Return the full listing exactly as it is written.

Dataset:
*-*-*

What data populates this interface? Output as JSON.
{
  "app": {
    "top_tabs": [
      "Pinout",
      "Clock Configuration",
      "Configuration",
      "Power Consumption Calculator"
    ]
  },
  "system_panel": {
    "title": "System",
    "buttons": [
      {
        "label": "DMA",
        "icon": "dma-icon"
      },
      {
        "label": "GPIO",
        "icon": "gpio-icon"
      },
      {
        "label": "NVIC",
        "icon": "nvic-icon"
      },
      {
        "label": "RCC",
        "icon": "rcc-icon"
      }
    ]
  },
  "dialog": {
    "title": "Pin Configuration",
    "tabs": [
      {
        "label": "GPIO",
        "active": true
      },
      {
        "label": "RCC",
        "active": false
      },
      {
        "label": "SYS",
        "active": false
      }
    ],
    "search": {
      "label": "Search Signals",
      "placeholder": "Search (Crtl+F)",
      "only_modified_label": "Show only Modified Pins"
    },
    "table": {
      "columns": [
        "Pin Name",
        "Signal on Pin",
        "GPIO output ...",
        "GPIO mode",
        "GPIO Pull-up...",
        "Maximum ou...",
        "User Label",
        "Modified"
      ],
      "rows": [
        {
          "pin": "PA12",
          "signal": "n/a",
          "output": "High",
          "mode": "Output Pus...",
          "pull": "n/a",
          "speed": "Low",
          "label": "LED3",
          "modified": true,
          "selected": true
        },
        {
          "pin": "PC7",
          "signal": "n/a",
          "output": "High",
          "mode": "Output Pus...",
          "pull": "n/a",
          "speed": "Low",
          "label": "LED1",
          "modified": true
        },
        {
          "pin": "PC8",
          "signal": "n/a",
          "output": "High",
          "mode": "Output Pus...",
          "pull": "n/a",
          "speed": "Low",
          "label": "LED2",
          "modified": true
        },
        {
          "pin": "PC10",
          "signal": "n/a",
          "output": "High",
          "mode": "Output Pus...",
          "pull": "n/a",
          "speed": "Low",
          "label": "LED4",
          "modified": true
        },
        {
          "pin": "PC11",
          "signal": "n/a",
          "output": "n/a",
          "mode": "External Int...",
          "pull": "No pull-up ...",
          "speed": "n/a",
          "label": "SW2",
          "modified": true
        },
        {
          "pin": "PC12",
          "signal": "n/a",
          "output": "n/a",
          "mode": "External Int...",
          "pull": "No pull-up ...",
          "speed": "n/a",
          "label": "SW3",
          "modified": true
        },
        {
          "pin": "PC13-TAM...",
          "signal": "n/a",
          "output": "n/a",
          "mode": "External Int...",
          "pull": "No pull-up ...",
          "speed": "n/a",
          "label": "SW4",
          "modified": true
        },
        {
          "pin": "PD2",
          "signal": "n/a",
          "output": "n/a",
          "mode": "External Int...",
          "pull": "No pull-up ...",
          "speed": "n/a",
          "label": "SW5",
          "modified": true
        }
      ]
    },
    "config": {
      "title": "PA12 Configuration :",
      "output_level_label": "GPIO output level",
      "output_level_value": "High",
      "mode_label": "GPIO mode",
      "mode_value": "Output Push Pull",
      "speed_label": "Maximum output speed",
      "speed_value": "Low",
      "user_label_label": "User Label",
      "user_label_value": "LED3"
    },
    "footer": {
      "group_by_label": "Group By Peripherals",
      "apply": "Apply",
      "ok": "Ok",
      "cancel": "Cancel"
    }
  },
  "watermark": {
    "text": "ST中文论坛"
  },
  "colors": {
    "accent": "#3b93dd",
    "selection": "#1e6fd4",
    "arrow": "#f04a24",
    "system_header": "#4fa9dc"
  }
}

*-*-*

Complete response:
What data populates this interface? Output as JSON.
{
  "app": {
    "top_tabs": [
      "Pinout",
      "Clock Configuration",
      "Configuration",
      "Power Consumption Calculator"
    ]
  },
  "system_panel": {
    "title": "System",
    "buttons": [
      {
        "label": "DMA",
        "icon": "dma-icon"
      },
      {
        "label": "GPIO",
        "icon": "gpio-icon"
      },
      {
        "label": "NVIC",
        "icon": "nvic-icon"
      },
      {
        "label": "RCC",
        "icon": "rcc-icon"
      }
    ]
  },
  "dialog": {
    "title": "Pin Configuration",
    "tabs": [
      {
        "label": "GPIO",
        "active": true
      },
      {
        "label": "RCC",
        "active": false
      },
      {
        "label": "SYS",
        "active": false
      }
    ],
    "search": {
      "label": "Search Signals",
      "placeholder": "Search (Crtl+F)",
      "only_modified_label": "Show only Modified Pins"
    },
    "table": {
      "columns": [
        "Pin Name",
        "Signal on Pin",
        "GPIO output ...",
        "GPIO mode",
        "GPIO Pull-up...",
        "Maximum ou...",
        "User Label",
        "Modified"
      ],
      "rows": [
        {
          "pin": "PA12",
          "signal": "n/a",
          "output": "High",
          "mode": "Output Pus...",
          "pull": "n/a",
          "speed": "Low",
          "label": "LED3",
          "modified": true,
          "selected": true
        },
        {
          "pin": "PC7",
          "signal": "n/a",
          "output": "High",
          "mode": "Output Pus...",
          "pull": "n/a",
          "speed": "Low",
          "label": "LED1",
          "modified": true
        },
        {
          "pin": "PC8",
          "signal": "n/a",
          "output": "High",
          "mode": "Output Pus...",
          "pull": "n/a",
          "speed": "Low",
          "label": "LED2",
          "modified": true
        },
        {
          "pin": "PC10",
          "signal": "n/a",
          "output": "High",
          "mode": "Output Pus...",
          "pull": "n/a",
          "speed": "Low",
          "label": "LED4",
          "modified": true
        },
        {
          "pin": "PC11",
          "signal": "n/a",
          "output": "n/a",
          "mode": "External Int...",
          "pull": "No pull-up ...",
          "speed": "n/a",
          "label": "SW2",
          "modified": true
        },
        {
          "pin": "PC12",
          "signal": "n/a",
          "output": "n/a",
          "mode": "External Int...",
          "pull": "No pull-up ...",
          "speed": "n/a",
          "label": "SW3",
          "modified": true
        },
        {
          "pin": "PC13-TAM...",
          "signal": "n/a",
          "output": "n/a",
          "mode": "External Int...",
          "pull": "No pull-up ...",
          "speed": "n/a",
          "label": "SW4",
          "modified": true
        },
        {
          "pin": "PD2",
          "signal": "n/a",
          "output": "n/a",
          "mode": "External Int...",
          "pull": "No pull-up ...",
          "speed": "n/a",
          "label": "SW5",
          "modified": true
        }
      ]
    },
    "config": {
      "title": "PA12 Configuration :",
      "output_level_label": "GPIO output level",
      "output_level_value": "High",
      "mode_label": "GPIO mode",
      "mode_value": "Output Push Pull",
      "speed_label": "Maximum output speed",
      "speed_value": "Low",
      "user_label_label": "User Label",
      "user_label_value": "LED3"
    },
    "footer": {
      "group_by_label": "Group By Peripherals",
      "apply": "Apply",
      "ok": "Ok",
      "cancel": "Cancel"
    }
  },
  "watermark": {
    "text": "ST中文论坛"
  },
  "colors": {
    "accent": "#3b93dd",
    "selection": "#1e6fd4",
    "arrow": "#f04a24",
    "system_header": "#4fa9dc"
  }
}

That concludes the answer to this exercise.